----- Records for this exercise -----

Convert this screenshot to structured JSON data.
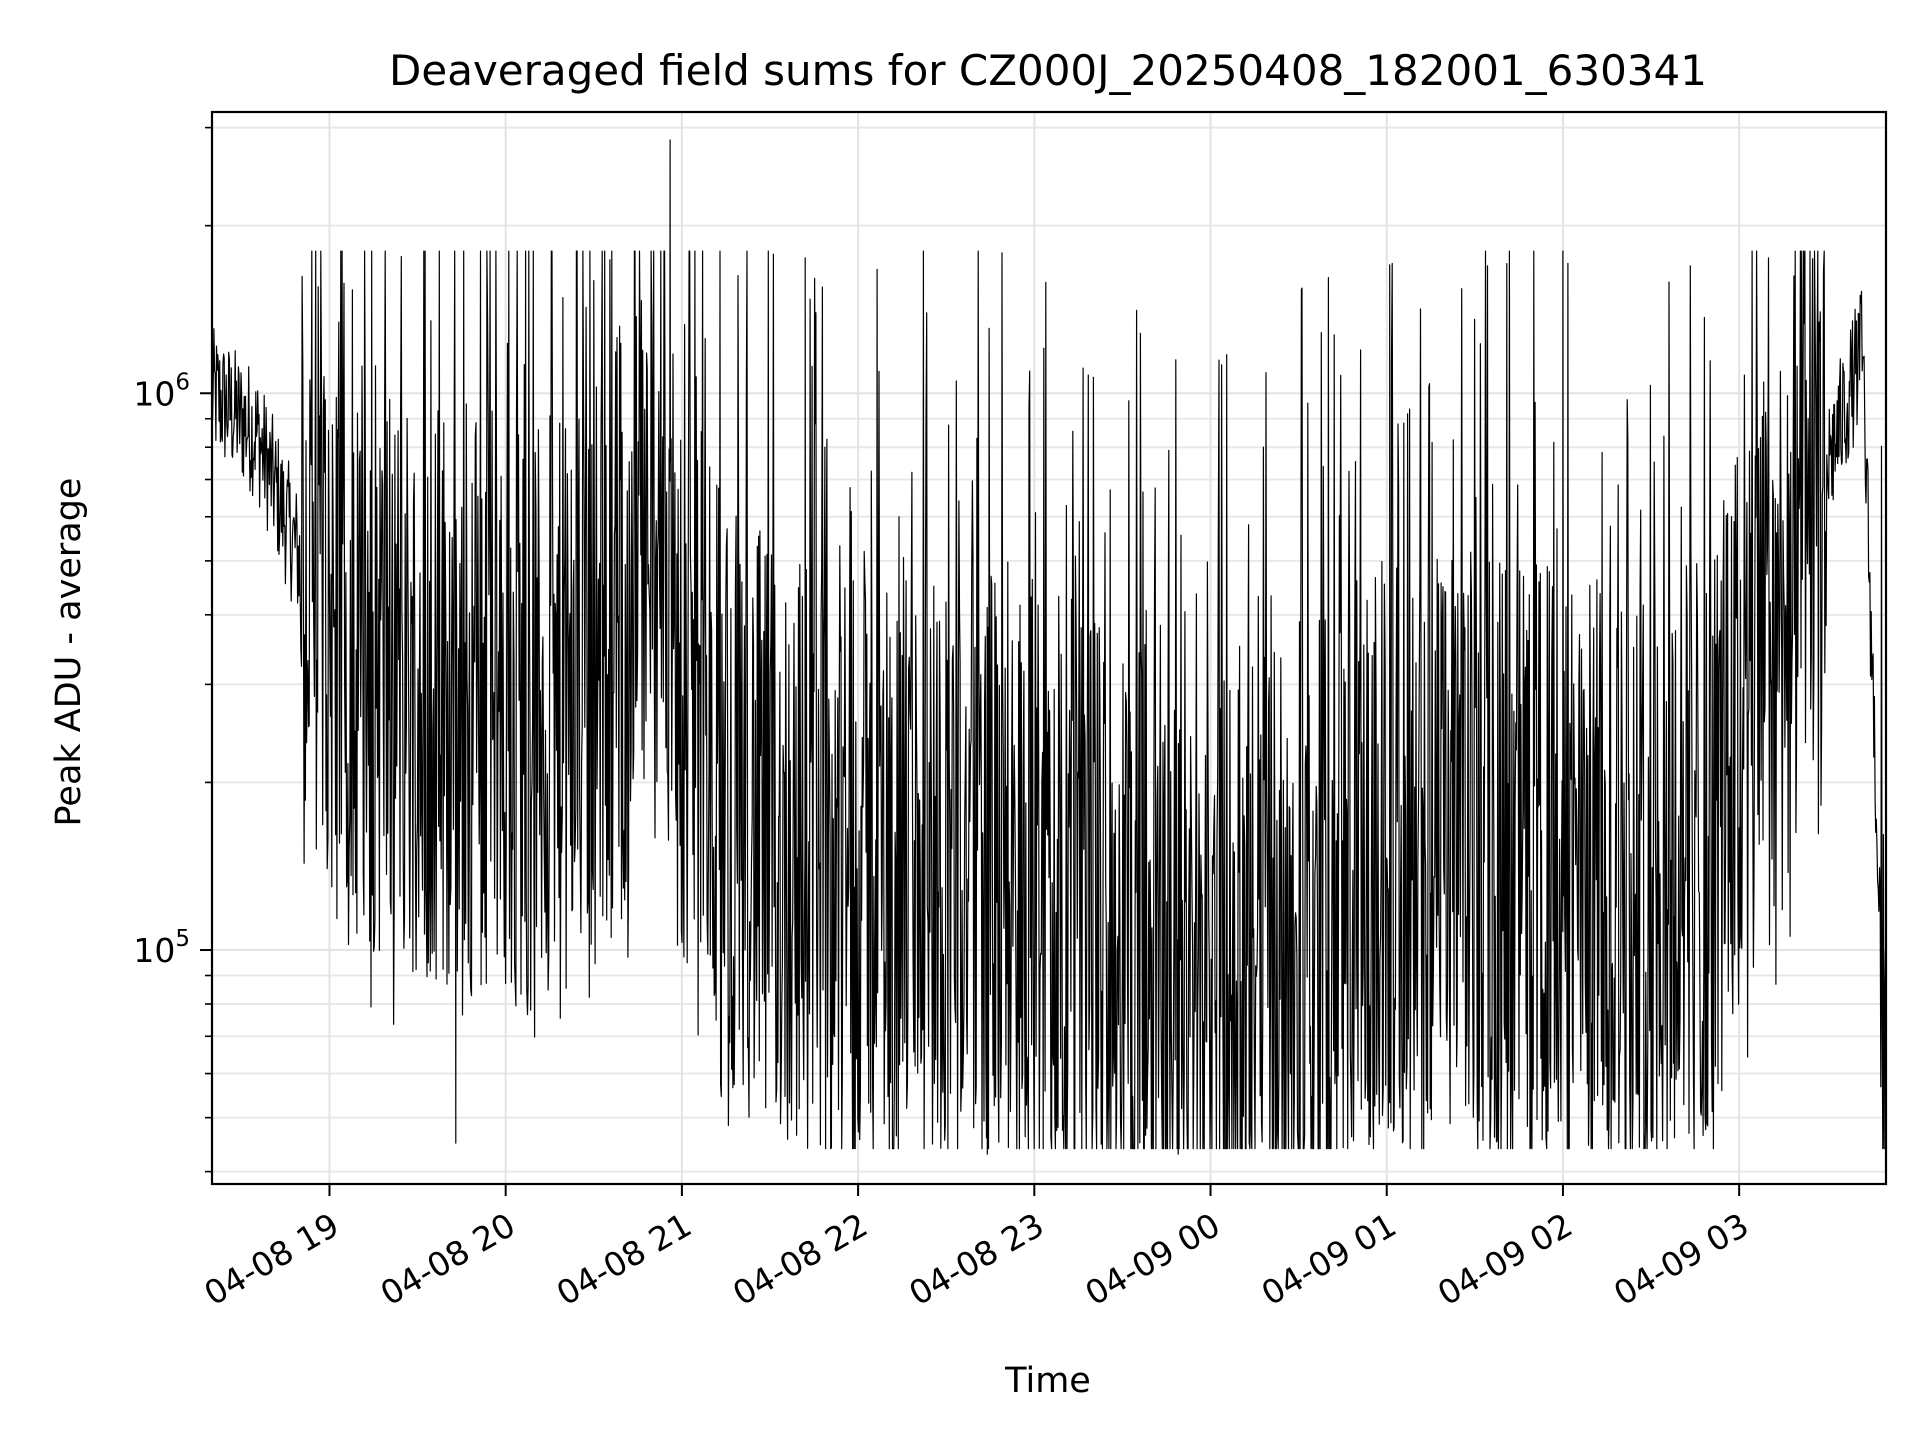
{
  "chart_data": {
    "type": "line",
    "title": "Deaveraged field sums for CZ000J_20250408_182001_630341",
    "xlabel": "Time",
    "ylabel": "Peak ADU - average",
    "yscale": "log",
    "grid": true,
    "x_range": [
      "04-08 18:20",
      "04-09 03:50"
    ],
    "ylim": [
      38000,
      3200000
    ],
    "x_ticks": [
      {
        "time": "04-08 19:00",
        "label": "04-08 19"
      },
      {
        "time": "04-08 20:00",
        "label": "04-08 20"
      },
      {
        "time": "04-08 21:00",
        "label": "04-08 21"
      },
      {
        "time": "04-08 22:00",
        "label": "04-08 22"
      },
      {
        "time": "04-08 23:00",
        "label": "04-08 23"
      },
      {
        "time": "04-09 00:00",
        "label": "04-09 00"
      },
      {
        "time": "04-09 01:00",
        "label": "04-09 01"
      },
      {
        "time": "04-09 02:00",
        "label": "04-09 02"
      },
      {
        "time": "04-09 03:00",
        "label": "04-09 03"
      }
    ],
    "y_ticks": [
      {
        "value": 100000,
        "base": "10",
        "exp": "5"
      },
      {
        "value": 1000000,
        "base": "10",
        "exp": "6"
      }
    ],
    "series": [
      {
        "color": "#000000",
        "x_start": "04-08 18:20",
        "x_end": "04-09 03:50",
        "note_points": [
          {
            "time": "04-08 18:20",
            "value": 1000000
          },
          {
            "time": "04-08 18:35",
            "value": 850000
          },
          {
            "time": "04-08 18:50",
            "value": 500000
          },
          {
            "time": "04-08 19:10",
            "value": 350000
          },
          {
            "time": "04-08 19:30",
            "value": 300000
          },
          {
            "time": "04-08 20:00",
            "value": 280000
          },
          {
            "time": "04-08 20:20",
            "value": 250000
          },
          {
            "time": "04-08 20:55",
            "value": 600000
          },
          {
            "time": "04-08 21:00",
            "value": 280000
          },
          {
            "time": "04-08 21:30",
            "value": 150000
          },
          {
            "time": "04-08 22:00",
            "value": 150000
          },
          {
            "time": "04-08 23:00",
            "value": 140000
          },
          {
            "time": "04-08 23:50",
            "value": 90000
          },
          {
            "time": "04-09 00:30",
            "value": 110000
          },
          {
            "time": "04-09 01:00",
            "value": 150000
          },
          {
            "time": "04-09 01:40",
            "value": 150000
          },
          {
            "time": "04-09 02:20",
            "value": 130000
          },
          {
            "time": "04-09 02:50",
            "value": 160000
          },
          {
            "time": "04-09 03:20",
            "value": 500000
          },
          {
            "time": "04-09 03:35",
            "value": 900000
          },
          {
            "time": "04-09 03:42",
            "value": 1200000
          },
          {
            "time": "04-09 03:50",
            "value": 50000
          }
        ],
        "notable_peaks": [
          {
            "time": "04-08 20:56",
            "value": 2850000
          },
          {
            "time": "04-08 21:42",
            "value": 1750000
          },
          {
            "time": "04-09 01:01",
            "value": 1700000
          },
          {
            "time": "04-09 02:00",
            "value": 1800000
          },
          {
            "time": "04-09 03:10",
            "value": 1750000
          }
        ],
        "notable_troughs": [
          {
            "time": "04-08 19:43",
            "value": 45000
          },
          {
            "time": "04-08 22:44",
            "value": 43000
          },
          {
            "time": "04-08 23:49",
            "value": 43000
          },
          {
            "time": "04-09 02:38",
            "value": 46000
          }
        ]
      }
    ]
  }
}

-----

◆ Short exercise ◆
Apart from the pictures, the entries above are to be repeated in full and exactly.

◆ Full output ◆
Convert this screenshot to structured JSON data.
{
  "chart_data": {
    "type": "line",
    "title": "Deaveraged field sums for CZ000J_20250408_182001_630341",
    "xlabel": "Time",
    "ylabel": "Peak ADU - average",
    "yscale": "log",
    "grid": true,
    "x_range": [
      "04-08 18:20",
      "04-09 03:50"
    ],
    "ylim": [
      38000,
      3200000
    ],
    "x_ticks": [
      {
        "time": "04-08 19:00",
        "label": "04-08 19"
      },
      {
        "time": "04-08 20:00",
        "label": "04-08 20"
      },
      {
        "time": "04-08 21:00",
        "label": "04-08 21"
      },
      {
        "time": "04-08 22:00",
        "label": "04-08 22"
      },
      {
        "time": "04-08 23:00",
        "label": "04-08 23"
      },
      {
        "time": "04-09 00:00",
        "label": "04-09 00"
      },
      {
        "time": "04-09 01:00",
        "label": "04-09 01"
      },
      {
        "time": "04-09 02:00",
        "label": "04-09 02"
      },
      {
        "time": "04-09 03:00",
        "label": "04-09 03"
      }
    ],
    "y_ticks": [
      {
        "value": 100000,
        "base": "10",
        "exp": "5"
      },
      {
        "value": 1000000,
        "base": "10",
        "exp": "6"
      }
    ],
    "series": [
      {
        "color": "#000000",
        "x_start": "04-08 18:20",
        "x_end": "04-09 03:50",
        "note_points": [
          {
            "time": "04-08 18:20",
            "value": 1000000
          },
          {
            "time": "04-08 18:35",
            "value": 850000
          },
          {
            "time": "04-08 18:50",
            "value": 500000
          },
          {
            "time": "04-08 19:10",
            "value": 350000
          },
          {
            "time": "04-08 19:30",
            "value": 300000
          },
          {
            "time": "04-08 20:00",
            "value": 280000
          },
          {
            "time": "04-08 20:20",
            "value": 250000
          },
          {
            "time": "04-08 20:55",
            "value": 600000
          },
          {
            "time": "04-08 21:00",
            "value": 280000
          },
          {
            "time": "04-08 21:30",
            "value": 150000
          },
          {
            "time": "04-08 22:00",
            "value": 150000
          },
          {
            "time": "04-08 23:00",
            "value": 140000
          },
          {
            "time": "04-08 23:50",
            "value": 90000
          },
          {
            "time": "04-09 00:30",
            "value": 110000
          },
          {
            "time": "04-09 01:00",
            "value": 150000
          },
          {
            "time": "04-09 01:40",
            "value": 150000
          },
          {
            "time": "04-09 02:20",
            "value": 130000
          },
          {
            "time": "04-09 02:50",
            "value": 160000
          },
          {
            "time": "04-09 03:20",
            "value": 500000
          },
          {
            "time": "04-09 03:35",
            "value": 900000
          },
          {
            "time": "04-09 03:42",
            "value": 1200000
          },
          {
            "time": "04-09 03:50",
            "value": 50000
          }
        ],
        "notable_peaks": [
          {
            "time": "04-08 20:56",
            "value": 2850000
          },
          {
            "time": "04-08 21:42",
            "value": 1750000
          },
          {
            "time": "04-09 01:01",
            "value": 1700000
          },
          {
            "time": "04-09 02:00",
            "value": 1800000
          },
          {
            "time": "04-09 03:10",
            "value": 1750000
          }
        ],
        "notable_troughs": [
          {
            "time": "04-08 19:43",
            "value": 45000
          },
          {
            "time": "04-08 22:44",
            "value": 43000
          },
          {
            "time": "04-08 23:49",
            "value": 43000
          },
          {
            "time": "04-09 02:38",
            "value": 46000
          }
        ]
      }
    ]
  }
}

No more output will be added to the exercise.